### Task prompt
Copy out the listing below line for line, changing no character.

### Data in this exercise
:::

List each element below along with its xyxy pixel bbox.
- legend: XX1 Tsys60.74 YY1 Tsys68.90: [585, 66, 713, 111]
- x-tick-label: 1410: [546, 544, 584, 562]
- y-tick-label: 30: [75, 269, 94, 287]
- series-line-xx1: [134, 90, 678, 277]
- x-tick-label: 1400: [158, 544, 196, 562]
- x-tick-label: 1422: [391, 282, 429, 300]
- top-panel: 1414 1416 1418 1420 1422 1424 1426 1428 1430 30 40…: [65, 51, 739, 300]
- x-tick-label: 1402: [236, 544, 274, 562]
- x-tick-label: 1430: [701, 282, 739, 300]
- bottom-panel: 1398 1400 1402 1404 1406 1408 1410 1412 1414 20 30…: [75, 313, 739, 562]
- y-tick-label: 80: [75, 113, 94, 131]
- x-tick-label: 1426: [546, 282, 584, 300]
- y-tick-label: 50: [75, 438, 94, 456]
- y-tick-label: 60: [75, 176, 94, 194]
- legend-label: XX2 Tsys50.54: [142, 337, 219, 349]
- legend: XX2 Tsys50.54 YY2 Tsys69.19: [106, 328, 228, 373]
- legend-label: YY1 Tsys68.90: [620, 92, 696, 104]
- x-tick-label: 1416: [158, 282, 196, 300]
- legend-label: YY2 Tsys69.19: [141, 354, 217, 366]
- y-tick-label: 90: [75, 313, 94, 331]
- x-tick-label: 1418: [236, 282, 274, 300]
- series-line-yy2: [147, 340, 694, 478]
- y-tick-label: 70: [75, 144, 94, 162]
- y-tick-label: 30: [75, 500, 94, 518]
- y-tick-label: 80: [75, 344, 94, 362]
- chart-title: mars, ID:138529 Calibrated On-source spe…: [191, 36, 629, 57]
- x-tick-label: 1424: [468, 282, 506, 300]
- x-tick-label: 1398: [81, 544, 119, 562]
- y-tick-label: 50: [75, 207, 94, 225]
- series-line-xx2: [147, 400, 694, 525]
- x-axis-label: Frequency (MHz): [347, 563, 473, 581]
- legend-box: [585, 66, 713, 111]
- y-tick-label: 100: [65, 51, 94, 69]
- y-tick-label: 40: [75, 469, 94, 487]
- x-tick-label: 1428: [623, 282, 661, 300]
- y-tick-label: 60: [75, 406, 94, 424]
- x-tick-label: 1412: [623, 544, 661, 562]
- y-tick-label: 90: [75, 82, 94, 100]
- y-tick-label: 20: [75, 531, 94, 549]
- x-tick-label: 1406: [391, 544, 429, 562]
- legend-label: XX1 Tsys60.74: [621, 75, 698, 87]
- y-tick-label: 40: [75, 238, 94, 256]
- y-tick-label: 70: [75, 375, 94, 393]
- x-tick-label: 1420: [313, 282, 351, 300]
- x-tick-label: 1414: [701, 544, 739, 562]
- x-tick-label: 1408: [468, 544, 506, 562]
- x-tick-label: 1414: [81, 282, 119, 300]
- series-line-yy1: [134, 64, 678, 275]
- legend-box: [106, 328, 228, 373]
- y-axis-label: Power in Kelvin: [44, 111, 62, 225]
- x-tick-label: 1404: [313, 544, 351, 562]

:::

### Task result
List each element below along with its xyxy pixel bbox.
- legend: XX1 Tsys60.74 YY1 Tsys68.90: [585, 66, 713, 111]
- x-tick-label: 1410: [546, 544, 584, 562]
- y-tick-label: 30: [75, 269, 94, 287]
- series-line-xx1: [134, 90, 678, 277]
- x-tick-label: 1400: [158, 544, 196, 562]
- x-tick-label: 1422: [391, 282, 429, 300]
- top-panel: 1414 1416 1418 1420 1422 1424 1426 1428 1430 30 40…: [65, 51, 739, 300]
- x-tick-label: 1402: [236, 544, 274, 562]
- x-tick-label: 1430: [701, 282, 739, 300]
- bottom-panel: 1398 1400 1402 1404 1406 1408 1410 1412 1414 20 30…: [75, 313, 739, 562]
- y-tick-label: 80: [75, 113, 94, 131]
- x-tick-label: 1426: [546, 282, 584, 300]
- y-tick-label: 50: [75, 438, 94, 456]
- y-tick-label: 60: [75, 176, 94, 194]
- legend-label: XX2 Tsys50.54: [142, 337, 219, 349]
- legend: XX2 Tsys50.54 YY2 Tsys69.19: [106, 328, 228, 373]
- legend-label: YY1 Tsys68.90: [620, 92, 696, 104]
- x-tick-label: 1416: [158, 282, 196, 300]
- legend-label: YY2 Tsys69.19: [141, 354, 217, 366]
- y-tick-label: 90: [75, 313, 94, 331]
- x-tick-label: 1418: [236, 282, 274, 300]
- series-line-yy2: [147, 340, 694, 478]
- y-tick-label: 70: [75, 144, 94, 162]
- y-tick-label: 30: [75, 500, 94, 518]
- y-tick-label: 80: [75, 344, 94, 362]
- chart-title: mars, ID:138529 Calibrated On-source spe…: [191, 36, 629, 57]
- x-tick-label: 1424: [468, 282, 506, 300]
- x-tick-label: 1398: [81, 544, 119, 562]
- y-tick-label: 50: [75, 207, 94, 225]
- series-line-xx2: [147, 400, 694, 525]
- x-axis-label: Frequency (MHz): [347, 563, 473, 581]
- legend-box: [585, 66, 713, 111]
- y-tick-label: 100: [65, 51, 94, 69]
- y-tick-label: 40: [75, 469, 94, 487]
- x-tick-label: 1428: [623, 282, 661, 300]
- y-tick-label: 60: [75, 406, 94, 424]
- x-tick-label: 1412: [623, 544, 661, 562]
- y-tick-label: 90: [75, 82, 94, 100]
- y-tick-label: 20: [75, 531, 94, 549]
- x-tick-label: 1406: [391, 544, 429, 562]
- legend-label: XX1 Tsys60.74: [621, 75, 698, 87]
- y-tick-label: 40: [75, 238, 94, 256]
- y-tick-label: 70: [75, 375, 94, 393]
- x-tick-label: 1420: [313, 282, 351, 300]
- x-tick-label: 1414: [701, 544, 739, 562]
- x-tick-label: 1408: [468, 544, 506, 562]
- x-tick-label: 1414: [81, 282, 119, 300]
- series-line-yy1: [134, 64, 678, 275]
- legend-box: [106, 328, 228, 373]
- y-axis-label: Power in Kelvin: [44, 111, 62, 225]
- x-tick-label: 1404: [313, 544, 351, 562]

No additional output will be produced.